• **任务要求**
#1 把正文中的这句话译成英语:“通过这一接口可以实时可视化 fit 过程中每一个 batch 和每一个 epoch 迭代过程中的误差大小变化。”
#2 正文里要训练的神经网络为什么只有两个待训练的参数?请用一到三句话说明。

• **正文**
Keras 提供 Callback 接口来追踪训练过程中的每一步结果,包括每一个 batch 和每一个 epoch。虽然名为“回调函数”,但实际上想要扩展这功能需要继承 keras.callbacks.Callback 类,该类提供两个与模型训练过程相关的属性:

通过这一接口可以实时可视化 fit 过程中每一个 batch 和每一个 epoch 迭代过程中的误差大小变化。以《Neural Networks and Deep Learning - Chap3 Improving the way neural networks learn》为例,假设我们要训练一个最简单的神经网络:

http://neuralnetworksanddeeplearning.com/images/tikz28.png

这个只有一个神经元的神经网络只有一个权重 w 和一个偏置 b 两个待训练的参数,假设要训练的数据只有 (1, 0),在这里比较 MSE 和 Cross Entropy 两种代价函数的学习效果。首先构建这个模型:

from keras import Sequential, initializers, optimizers
from keras.layers import Activation, Dense

import numpy as np

def viz_keras_fit(w, b, runtime_plot=False, 
								loss="mean_squared_error", 
								act="sigmoid"):
    d = DrawCallback(runtime_plot=runtime_plot)
    
    # 初始化参数
    w = initializers.Constant([w])
    b = initializers.Constant([b])

    x_train, y_train = np.array([1]), np.array([0])
    
    model = Sequential()
    model.add(Dense(1, 
        activation=act,
        input_shape=(1,),
        kernel_initializer=w,
        bias_initializer=b))

    # Learning Rate = 0.15
    sgd = optimizers.SGD(lr=0.15)
    model.compile(optimizer=sgd, loss=loss)

• **收藏条目**
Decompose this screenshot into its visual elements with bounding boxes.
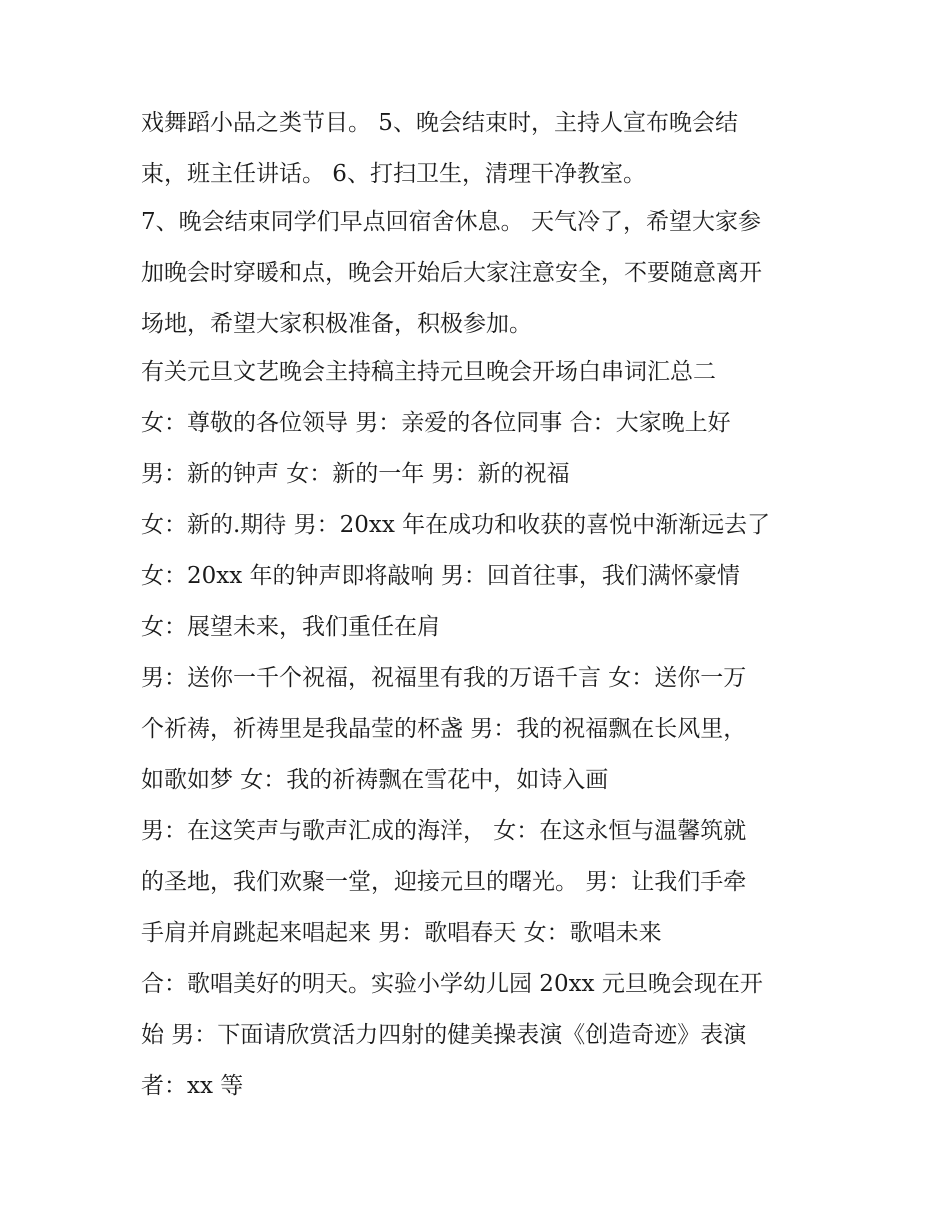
- text-line-14: 如歌如梦 女：我的祈祷飘在雪花中，如诗入画: [141, 767, 609, 793]
- text-line-3: 7、晚会结束同学们早点回宿舍休息。 天气冷了，希望大家参: [141, 209, 761, 235]
- text-line-1: 戏舞蹈小品之类节目。 5、晚会结束时，主持人宣布晚会结: [141, 110, 738, 136]
- text-line-19: 始 男：下面请欣赏活力四射的健美操表演《创造奇迹》表演: [141, 1022, 747, 1048]
- document-text-body: [141, 111, 831, 1099]
- text-line-13: 个祈祷，祈祷里是我晶莹的杯盏 男：我的祝福飘在长风里，: [141, 716, 747, 742]
- text-line-10: 女：20xx 年的钟声即将敲响 男：回首往事，我们满怀豪情: [141, 563, 740, 589]
- text-line-15: 男：在这笑声与歌声汇成的海洋， 女：在这永恒与温馨筑就: [141, 818, 747, 844]
- text-line-20: 者：xx 等: [141, 1073, 244, 1099]
- text-line-4: 加晚会时穿暖和点，晚会开始后大家注意安全，不要随意离开: [141, 260, 762, 286]
- text-line-18: 合：歌唱美好的明天。实验小学幼儿园 20xx 元旦晚会现在开: [141, 971, 763, 997]
- text-line-16: 的圣地，我们欢聚一堂，迎接元旦的曙光。 男：让我们手牵: [141, 869, 747, 895]
- text-line-7: 女：尊敬的各位领导 男：亲爱的各位同事 合：大家晚上好: [141, 410, 731, 436]
- text-line-12: 男：送你一千个祝福，祝福里有我的万语千言 女：送你一万: [141, 665, 747, 691]
- text-line-8: 男：新的钟声 女：新的一年 男：新的祝福: [141, 461, 570, 487]
- text-line-5: 场地，希望大家积极准备，积极参加。: [141, 311, 532, 337]
- text-line-11: 女：展望未来，我们重任在肩: [141, 614, 440, 640]
- text-line-2: 束，班主任讲话。 6、打扫卫生，清理干净教室。: [141, 161, 646, 187]
- text-line-17: 手肩并肩跳起来唱起来 男：歌唱春天 女：歌唱未来: [141, 920, 662, 946]
- text-line-6: 有关元旦文艺晚会主持稿主持元旦晚会开场白串词汇总二: [141, 359, 716, 385]
- text-line-9: 女：新的.期待 男：20xx 年在成功和收获的喜悦中渐渐远去了: [141, 512, 771, 538]
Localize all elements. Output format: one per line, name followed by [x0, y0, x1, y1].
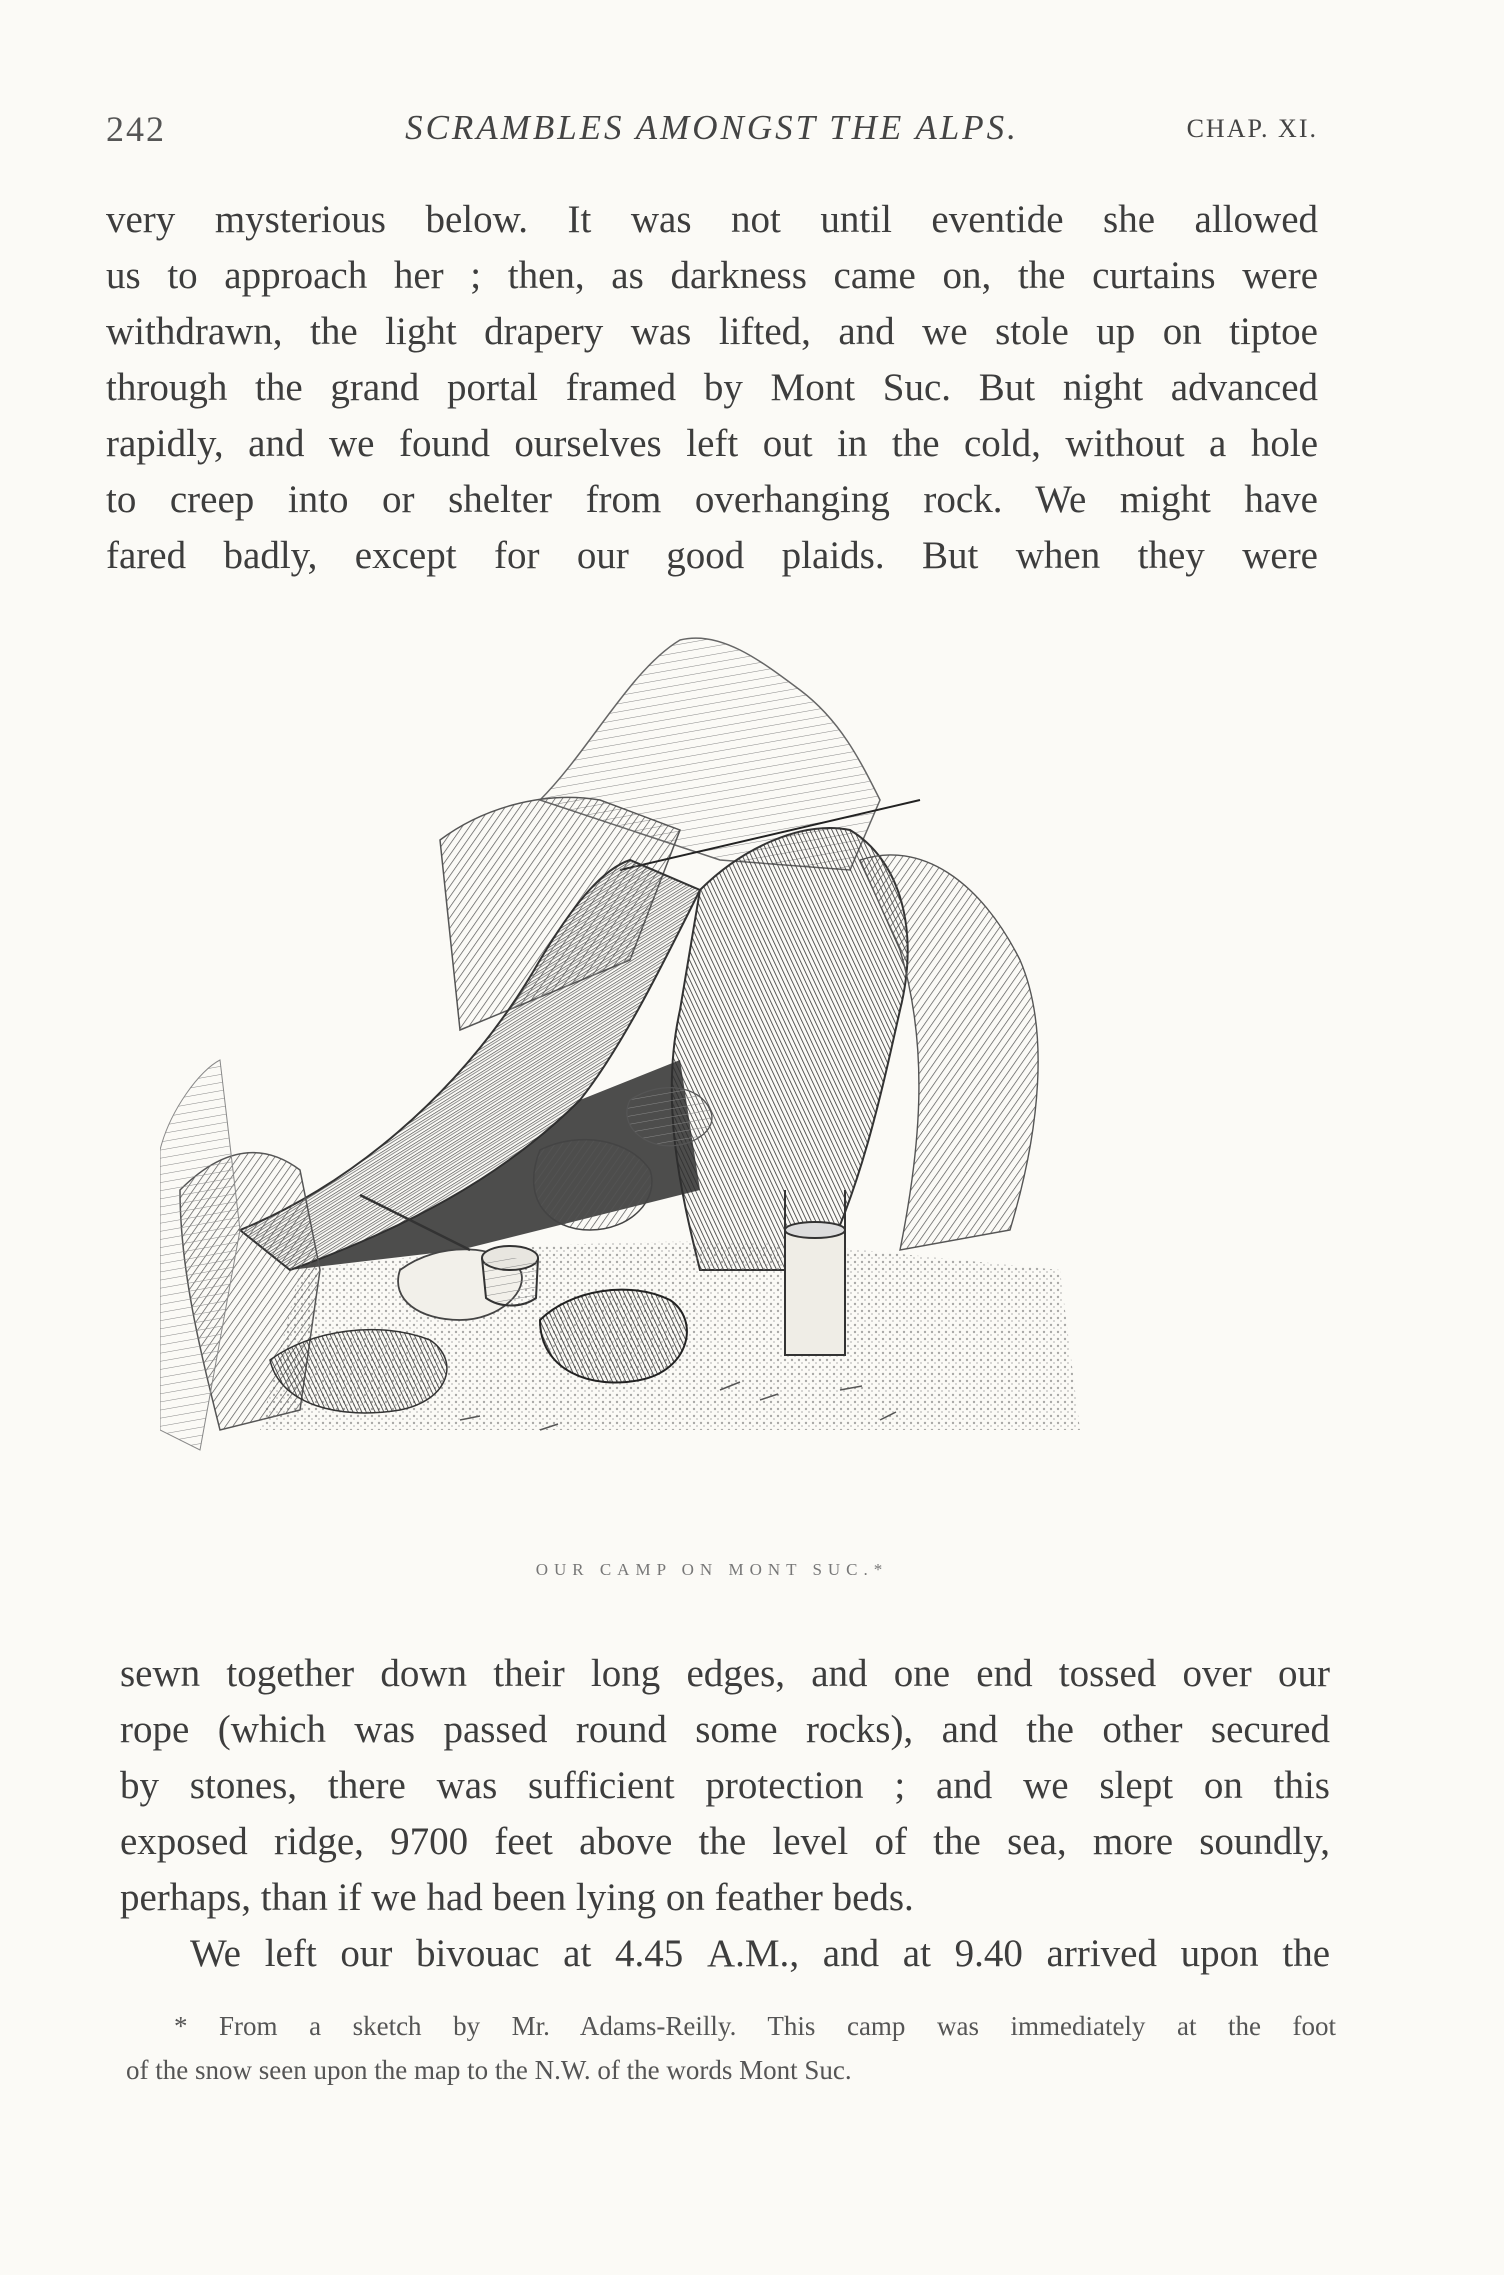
running-title: SCRAMBLES AMONGST THE ALPS.: [405, 108, 1019, 147]
right-rock-mass: [672, 828, 908, 1270]
page-number: 242: [106, 109, 166, 149]
text-line: to creep into or shelter from overhanging rock. We might have: [106, 478, 1318, 521]
footnote-line: of the snow seen upon the map to the N.W. of the words Mont Suc.: [126, 2055, 852, 2085]
text-line: very mysterious below. It was not until eventide she allowed: [106, 198, 1318, 241]
figure-caption: OUR CAMP ON MONT SUC.*: [535, 1560, 889, 1579]
text-line: fared badly, except for our good plaids. But when they were: [106, 534, 1318, 577]
footnote: [126, 2004, 1336, 2092]
text-line: rapidly, and we found ourselves left out in the cold, without a hole: [106, 422, 1318, 465]
footnote-line: * From a sketch by Mr. Adams-Reilly. This camp was immediately at the foot: [174, 2011, 1336, 2041]
text-line: through the grand portal framed by Mont Suc. But night advanced: [106, 366, 1318, 409]
chapter-label: CHAP. XI.: [1186, 114, 1318, 143]
top-paragraph: [106, 192, 1318, 584]
text-line: exposed ridge, 9700 feet above the level of the sea, more soundly,: [120, 1820, 1330, 1863]
text-segment: We left our bivouac at 4.45: [190, 1932, 707, 1975]
camp-engraving: [160, 630, 1290, 1550]
text-segment: , and at 9.40 arrived upon the: [789, 1932, 1330, 1975]
text-line: perhaps, than if we had been lying on feather beds.: [120, 1876, 914, 1919]
text-line: withdrawn, the light drapery was lifted, and we stole up on tiptoe: [106, 310, 1318, 353]
text-line: by stones, there was sufficient protection ; and we slept on this: [120, 1764, 1330, 1807]
text-line: rope (which was passed round some rocks), and the other secured: [120, 1708, 1330, 1751]
tall-can: [785, 1230, 845, 1355]
boulder: [534, 1140, 652, 1230]
page-header: [106, 108, 1318, 158]
text-line: sewn together down their long edges, and one end tossed over our: [120, 1652, 1330, 1695]
tall-can-rim: [785, 1222, 845, 1238]
cooking-pot-body: [482, 1258, 538, 1306]
paragraph-start-line: [120, 1926, 1330, 1982]
boulder: [627, 1088, 712, 1146]
time-am: A.M.: [706, 1932, 790, 1975]
bottom-paragraph: [120, 1646, 1330, 1982]
text-line: us to approach her ; then, as darkness came on, the curtains were: [106, 254, 1318, 297]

• **任务答案**
#1 Through this interface, the change in the size of the error during the iterations of each batch and each epoch of the fit process can be visualized in real time.

#2 这个神经网络只有一个神经元。因此它只有一个权重 w 和一个偏置 b 需要训练。